[Dataset entries on figures]
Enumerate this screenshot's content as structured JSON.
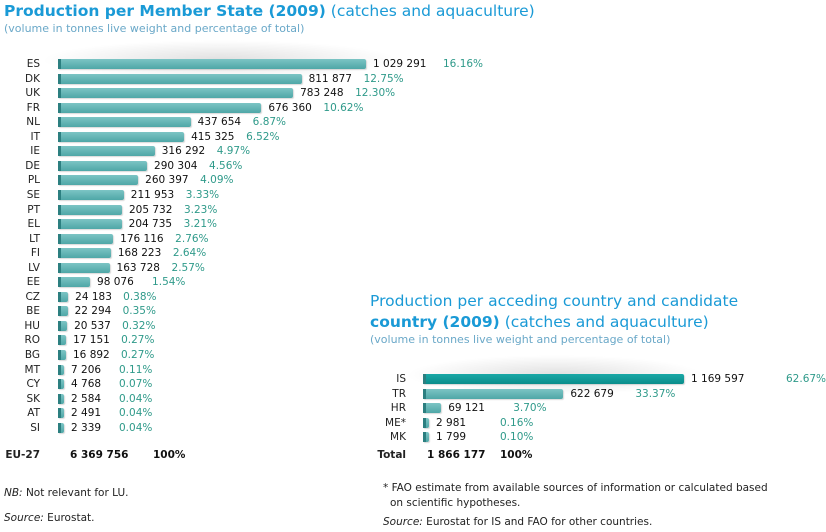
{
  "chart_data": [
    {
      "type": "bar",
      "orientation": "horizontal",
      "title": "Production per Member State (2009)",
      "title_suffix": "(catches and aquaculture)",
      "subtitle": "(volume in tonnes live weight and percentage of total)",
      "categories": [
        "ES",
        "DK",
        "UK",
        "FR",
        "NL",
        "IT",
        "IE",
        "DE",
        "PL",
        "SE",
        "PT",
        "EL",
        "LT",
        "FI",
        "LV",
        "EE",
        "CZ",
        "BE",
        "HU",
        "RO",
        "BG",
        "MT",
        "CY",
        "SK",
        "AT",
        "SI"
      ],
      "values": [
        1029291,
        811877,
        783248,
        676360,
        437654,
        415325,
        316292,
        290304,
        260397,
        211953,
        205732,
        204735,
        176116,
        168223,
        163728,
        98076,
        24183,
        22294,
        20537,
        17151,
        16892,
        7206,
        4768,
        2584,
        2491,
        2339
      ],
      "value_labels": [
        "1 029 291",
        "811 877",
        "783 248",
        "676 360",
        "437 654",
        "415 325",
        "316 292",
        "290 304",
        "260 397",
        "211 953",
        "205 732",
        "204 735",
        "176 116",
        "168 223",
        "163 728",
        "98 076",
        "24 183",
        "22 294",
        "20 537",
        "17 151",
        "16 892",
        "7 206",
        "4 768",
        "2 584",
        "2 491",
        "2 339"
      ],
      "percent_labels": [
        "16.16%",
        "12.75%",
        "12.30%",
        "10.62%",
        "6.87%",
        "6.52%",
        "4.97%",
        "4.56%",
        "4.09%",
        "3.33%",
        "3.23%",
        "3.21%",
        "2.76%",
        "2.64%",
        "2.57%",
        "1.54%",
        "0.38%",
        "0.35%",
        "0.32%",
        "0.27%",
        "0.27%",
        "0.11%",
        "0.07%",
        "0.04%",
        "0.04%",
        "0.04%"
      ],
      "total": {
        "label": "EU-27",
        "value": "6 369 756",
        "percent": "100%"
      },
      "bar_color": "#5fb0b0"
    },
    {
      "type": "bar",
      "orientation": "horizontal",
      "title": "Production per acceding country and candidate country (2009)",
      "title_line1": "Production per acceding country and candidate",
      "title_line2": "country (2009)",
      "title_suffix": "(catches and aquaculture)",
      "subtitle": "(volume in tonnes live weight and percentage of total)",
      "categories": [
        "IS",
        "TR",
        "HR",
        "ME*",
        "MK"
      ],
      "values": [
        1169597,
        622679,
        69121,
        2981,
        1799
      ],
      "value_labels": [
        "1 169 597",
        "622 679",
        "69 121",
        "2 981",
        "1 799"
      ],
      "percent_labels": [
        "62.67%",
        "33.37%",
        "3.70%",
        "0.16%",
        "0.10%"
      ],
      "total": {
        "label": "Total",
        "value": "1 866 177",
        "percent": "100%"
      },
      "bar_color": "#5fb0b0",
      "highlight_color": "#0e9a98"
    }
  ],
  "notes": {
    "nb_prefix": "NB:",
    "nb_text": " Not relevant for LU.",
    "source_prefix": "Source:",
    "source_text": " Eurostat.",
    "fao_note": "* FAO estimate from available sources of information or calculated based",
    "fao_note2": "on scientific hypotheses.",
    "source2_text": " Eurostat for IS and FAO for other countries."
  }
}
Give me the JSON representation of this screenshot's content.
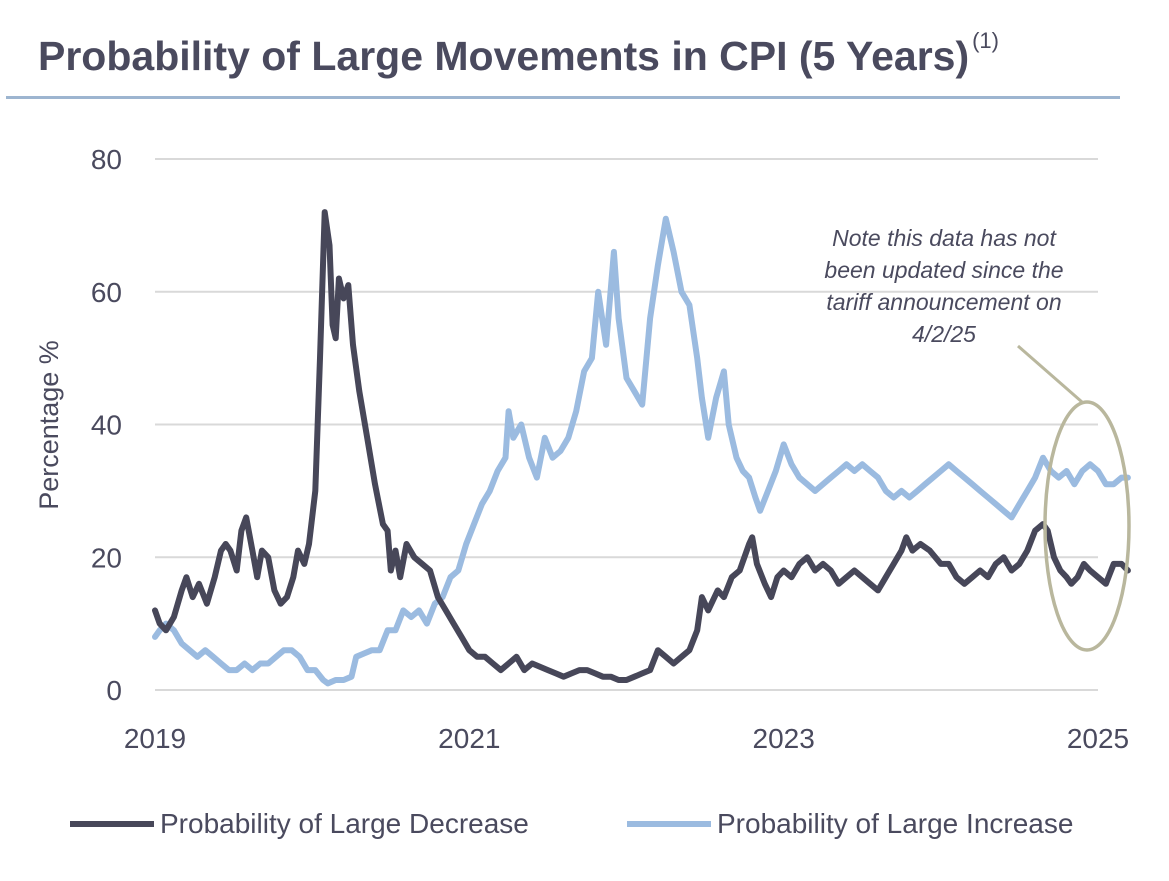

- WHAT YOU ARE ASKED TO DO -
Take every line that includes the string "this" and copy it.

- SOLVED EXERCISE -
Enumerate this screenshot's content as structured JSON.
Give me the JSON representation of this screenshot's content.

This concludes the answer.